_Aim of the task_
Check every line of the data below for the string "preserved", and copy the ones that hold it.

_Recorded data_
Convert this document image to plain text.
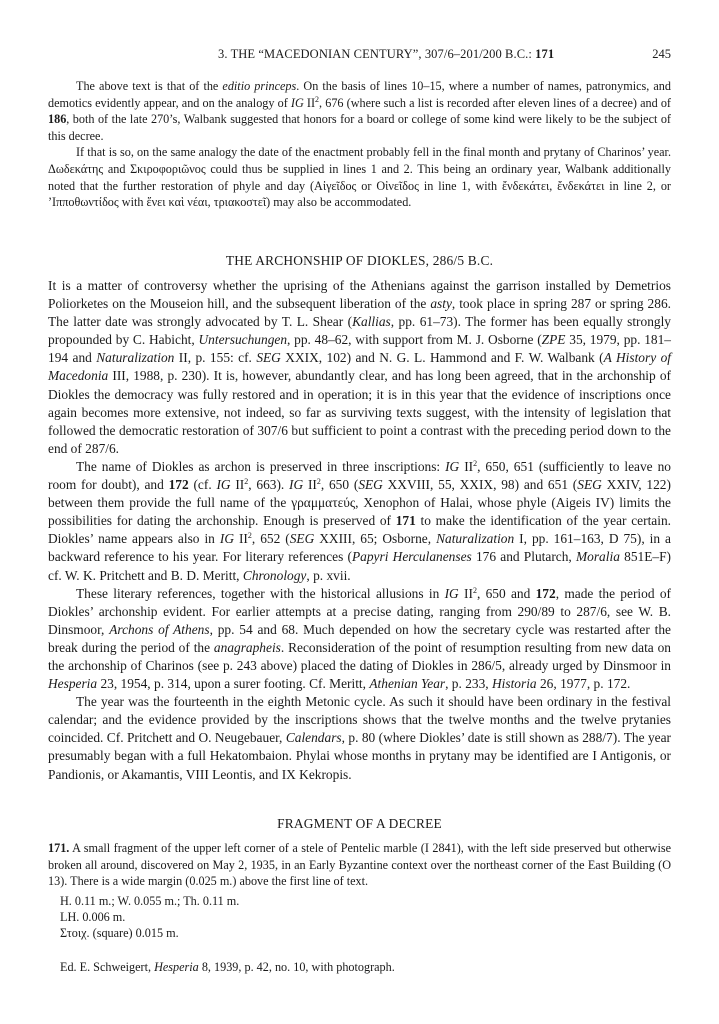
3. THE “MACEDONIAN CENTURY”, 307/6–201/200 B.C.: 171	245

The above text is that of the editio princeps. On the basis of lines 10–15, where a number of names, patronymics, and demotics evidently appear, and on the analogy of IG $II^2$, 676 (where such a list is recorded after eleven lines of a decree) and of 186, both of the late 270’s, Walbank suggested that honors for a board or college of some kind were likely to be the subject of this decree.

If that is so, on the same analogy the date of the enactment probably fell in the final month and prytany of Charinos’ year. Δωδεκάτης and Σκιροφοριῶνος could thus be supplied in lines 1 and 2. This being an ordinary year, Walbank additionally noted that the further restoration of phyle and day (Αἰγεῖδος or Οἰνεῖδος in line 1, with ἔνδεκάτει, ἔνδεκάτει in line 2, or ’Ιπποθωντίδος with ἕνει καὶ νέαι, τριακοστεῖ) may also be accommodated.

THE ARCHONSHIP OF DIOKLES, 286/5 B.C.

It is a matter of controversy whether the uprising of the Athenians against the garrison installed by Demetrios Poliorketes on the Mouseion hill, and the subsequent liberation of the asty, took place in spring 287 or spring 286. The latter date was strongly advocated by T. L. Shear (Kallias, pp. 61–73). The former has been equally strongly propounded by C. Habicht, Untersuchungen, pp. 48–62, with support from M. J. Osborne (ZPE 35, 1979, pp. 181–194 and Naturalization II, p. 155: cf. SEG XXIX, 102) and N. G. L. Hammond and F. W. Walbank (A History of Macedonia III, 1988, p. 230). It is, however, abundantly clear, and has long been agreed, that in the archonship of Diokles the democracy was fully restored and in operation; it is in this year that the evidence of inscriptions once again becomes more extensive, not indeed, so far as surviving texts suggest, with the intensity of legislation that followed the democratic restoration of 307/6 but sufficient to point a contrast with the preceding period down to the end of 287/6.

The name of Diokles as archon is preserved in three inscriptions: IG $II^2$, 650, 651 (sufficiently to leave no room for doubt), and 172 (cf. IG $II^2$, 663). IG $II^2$, 650 (SEG XXVIII, 55, XXIX, 98) and 651 (SEG XXIV, 122) between them provide the full name of the γραμματεύς, Xenophon of Halai, whose phyle (Aigeis IV) limits the possibilities for dating the archonship. Enough is preserved of 171 to make the identification of the year certain. Diokles’ name appears also in IG $II^2$, 652 (SEG XXIII, 65; Osborne, Naturalization I, pp. 161–163, D 75), in a backward reference to his year. For literary references (Papyri Herculanenses 176 and Plutarch, Moralia 851E–F) cf. W. K. Pritchett and B. D. Meritt, Chronology, p. xvii.

These literary references, together with the historical allusions in IG $II^2$, 650 and 172, made the period of Diokles’ archonship evident. For earlier attempts at a precise dating, ranging from 290/89 to 287/6, see W. B. Dinsmoor, Archons of Athens, pp. 54 and 68. Much depended on how the secretary cycle was restarted after the break during the period of the anagrapheis. Reconsideration of the point of resumption resulting from new data on the archonship of Charinos (see p. 243 above) placed the dating of Diokles in 286/5, already urged by Dinsmoor in Hesperia 23, 1954, p. 314, upon a surer footing. Cf. Meritt, Athenian Year, p. 233, Historia 26, 1977, p. 172.

The year was the fourteenth in the eighth Metonic cycle. As such it should have been ordinary in the festival calendar; and the evidence provided by the inscriptions shows that the twelve months and the twelve prytanies coincided. Cf. Pritchett and O. Neugebauer, Calendars, p. 80 (where Diokles’ date is still shown as 288/7). The year presumably began with a full Hekatombaion. Phylai whose months in prytany may be identified are I Antigonis, or Pandionis, or Akamantis, VIII Leontis, and IX Kekropis.

FRAGMENT OF A DECREE

171. A small fragment of the upper left corner of a stele of Pentelic marble (I 2841), with the left side preserved but otherwise broken all around, discovered on May 2, 1935, in an Early Byzantine context over the northeast corner of the East Building (O 13). There is a wide margin (0.025 m.) above the first line of text.

H. 0.11 m.; W. 0.055 m.; Th. 0.11 m.
LH. 0.006 m.
Στοιχ. (square) 0.015 m.
Ed. E. Schweigert, Hesperia 8, 1939, p. 42, no. 10, with photograph.
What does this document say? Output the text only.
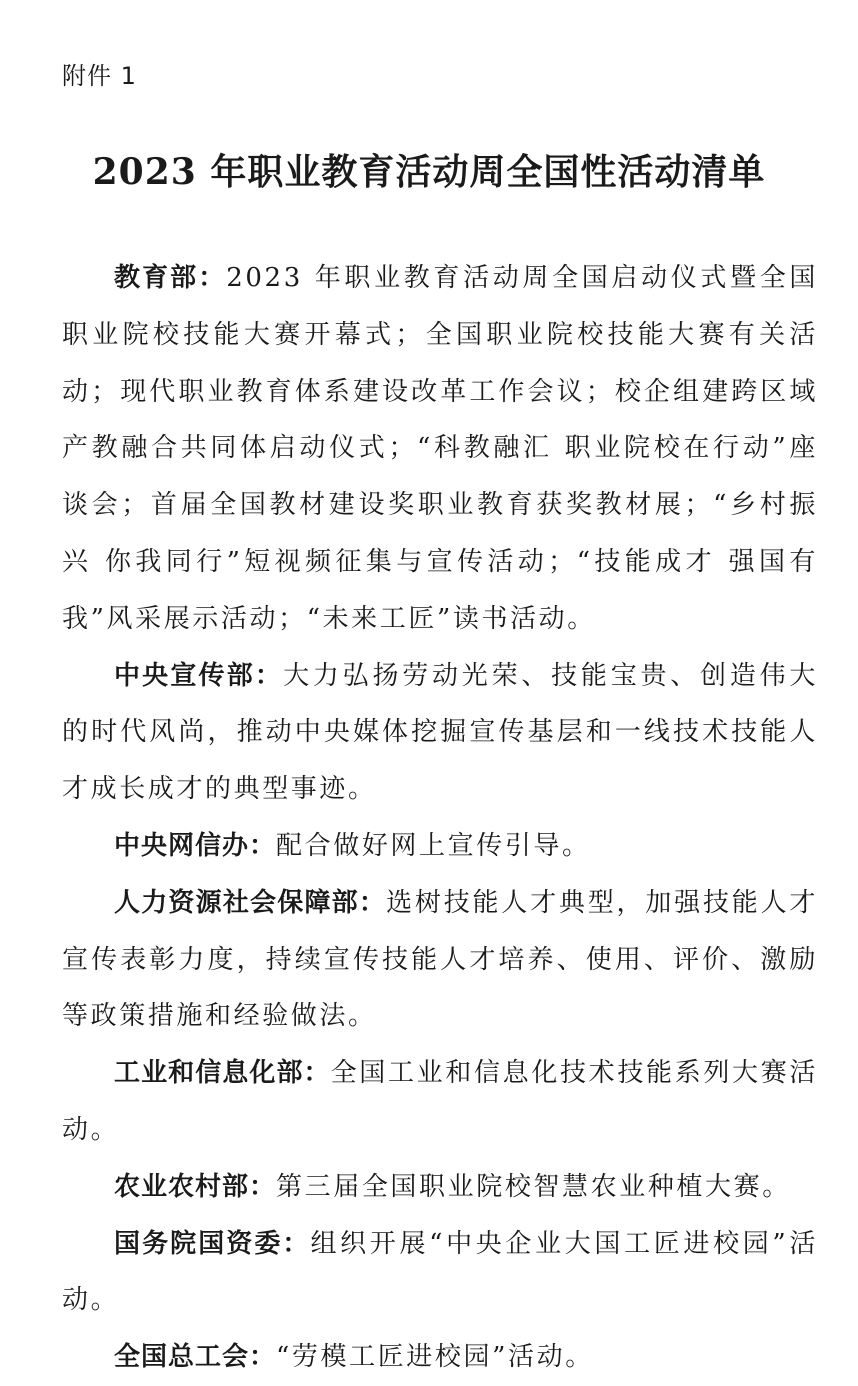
附件 1
2023 年职业教育活动周全国性活动清单

教育部：2023 年职业教育活动周全国启动仪式暨全国职业院校技能大赛开幕式；全国职业院校技能大赛有关活动；现代职业教育体系建设改革工作会议；校企组建跨区域产教融合共同体启动仪式；“科教融汇 职业院校在行动”座谈会；首届全国教材建设奖职业教育获奖教材展；“乡村振兴 你我同行”短视频征集与宣传活动；“技能成才 强国有我”风采展示活动；“未来工匠”读书活动。

中央宣传部：大力弘扬劳动光荣、技能宝贵、创造伟大的时代风尚，推动中央媒体挖掘宣传基层和一线技术技能人才成长成才的典型事迹。

中央网信办：配合做好网上宣传引导。

人力资源社会保障部：选树技能人才典型，加强技能人才宣传表彰力度，持续宣传技能人才培养、使用、评价、激励等政策措施和经验做法。

工业和信息化部：全国工业和信息化技术技能系列大赛活动。

农业农村部：第三届全国职业院校智慧农业种植大赛。

国务院国资委：组织开展“中央企业大国工匠进校园”活动。

全国总工会：“劳模工匠进校园”活动。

_Correct output_
The name of Diokles as archon is preserved in three inscriptions: IG $II^2$, 650, 651 (sufficiently to leave no room for doubt), and 172 (cf. IG $II^2$, 663). IG $II^2$, 650 (SEG XXVIII, 55, XXIX, 98) and 651 (SEG XXIV, 122) between them provide the full name of the γραμματεύς, Xenophon of Halai, whose phyle (Aigeis IV) limits the possibilities for dating the archonship. Enough is preserved of 171 to make the identification of the year certain. Diokles’ name appears also in IG $II^2$, 652 (SEG XXIII, 65; Osborne, Naturalization I, pp. 161–163, D 75), in a backward reference to his year. For literary references (Papyri Herculanenses 176 and Plutarch, Moralia 851E–F) cf. W. K. Pritchett and B. D. Meritt, Chronology, p. xvii.
171. A small fragment of the upper left corner of a stele of Pentelic marble (I 2841), with the left side preserved but otherwise broken all around, discovered on May 2, 1935, in an Early Byzantine context over the northeast corner of the East Building (O 13). There is a wide margin (0.025 m.) above the first line of text.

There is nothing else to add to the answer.